>> Begin Records shown

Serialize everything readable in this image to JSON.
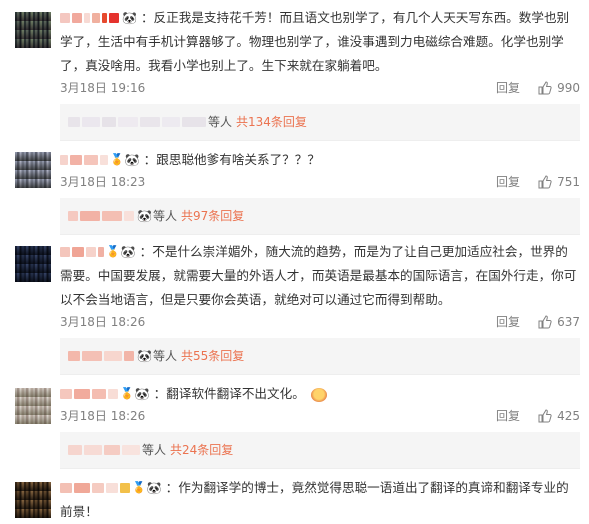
{
  "comments": [
    {
      "text": "：反正我是支持花千芳！而且语文也别学了，有几个人天天写东西。数学也别学了，生活中有手机计算器够了。物理也别学了，谁没事遇到力电磁综合难题。化学也别学了，真没啥用。我看小学也别上了。生下来就在家躺着吧。",
      "date": "3月18日 19:16",
      "reply_label": "回复",
      "likes": "990",
      "sub_prefix": "等人",
      "sub_link": "共134条回复"
    },
    {
      "text": "：跟思聪他爹有啥关系了？？？",
      "date": "3月18日 18:23",
      "reply_label": "回复",
      "likes": "751",
      "sub_prefix": "等人",
      "sub_link": "共97条回复"
    },
    {
      "text": "：不是什么崇洋媚外，随大流的趋势，而是为了让自己更加适应社会，世界的需要。中国要发展，就需要大量的外语人才，而英语是最基本的国际语言，在国外行走，你可以不会当地语言，但是只要你会英语，就绝对可以通过它而得到帮助。",
      "date": "3月18日 18:26",
      "reply_label": "回复",
      "likes": "637",
      "sub_prefix": "等人",
      "sub_link": "共55条回复"
    },
    {
      "text": "：翻译软件翻译不出文化。",
      "date": "3月18日 18:26",
      "reply_label": "回复",
      "likes": "425",
      "sub_prefix": "等人",
      "sub_link": "共24条回复"
    },
    {
      "text": "：作为翻译学的博士，竟然觉得思聪一语道出了翻译的真谛和翻译专业的前景！"
    }
  ],
  "colors": {
    "link": "#eb7350",
    "meta": "#808080",
    "sub_bg": "#f5f5f5"
  },
  "icons": {
    "like": "thumbs-up-icon",
    "panda": "panda-emoji-icon",
    "badge": "fan-badge-icon"
  }
}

>> End Records shown

Extract the full listing above verbatim; pictures are to be left out of the copy.

Serialize everything readable in this image to JSON.
{
  "comments": [
    {
      "text": "：反正我是支持花千芳！而且语文也别学了，有几个人天天写东西。数学也别学了，生活中有手机计算器够了。物理也别学了，谁没事遇到力电磁综合难题。化学也别学了，真没啥用。我看小学也别上了。生下来就在家躺着吧。",
      "date": "3月18日 19:16",
      "reply_label": "回复",
      "likes": "990",
      "sub_prefix": "等人",
      "sub_link": "共134条回复"
    },
    {
      "text": "：跟思聪他爹有啥关系了？？？",
      "date": "3月18日 18:23",
      "reply_label": "回复",
      "likes": "751",
      "sub_prefix": "等人",
      "sub_link": "共97条回复"
    },
    {
      "text": "：不是什么崇洋媚外，随大流的趋势，而是为了让自己更加适应社会，世界的需要。中国要发展，就需要大量的外语人才，而英语是最基本的国际语言，在国外行走，你可以不会当地语言，但是只要你会英语，就绝对可以通过它而得到帮助。",
      "date": "3月18日 18:26",
      "reply_label": "回复",
      "likes": "637",
      "sub_prefix": "等人",
      "sub_link": "共55条回复"
    },
    {
      "text": "：翻译软件翻译不出文化。",
      "date": "3月18日 18:26",
      "reply_label": "回复",
      "likes": "425",
      "sub_prefix": "等人",
      "sub_link": "共24条回复"
    },
    {
      "text": "：作为翻译学的博士，竟然觉得思聪一语道出了翻译的真谛和翻译专业的前景！"
    }
  ],
  "colors": {
    "link": "#eb7350",
    "meta": "#808080",
    "sub_bg": "#f5f5f5"
  },
  "icons": {
    "like": "thumbs-up-icon",
    "panda": "panda-emoji-icon",
    "badge": "fan-badge-icon"
  }
}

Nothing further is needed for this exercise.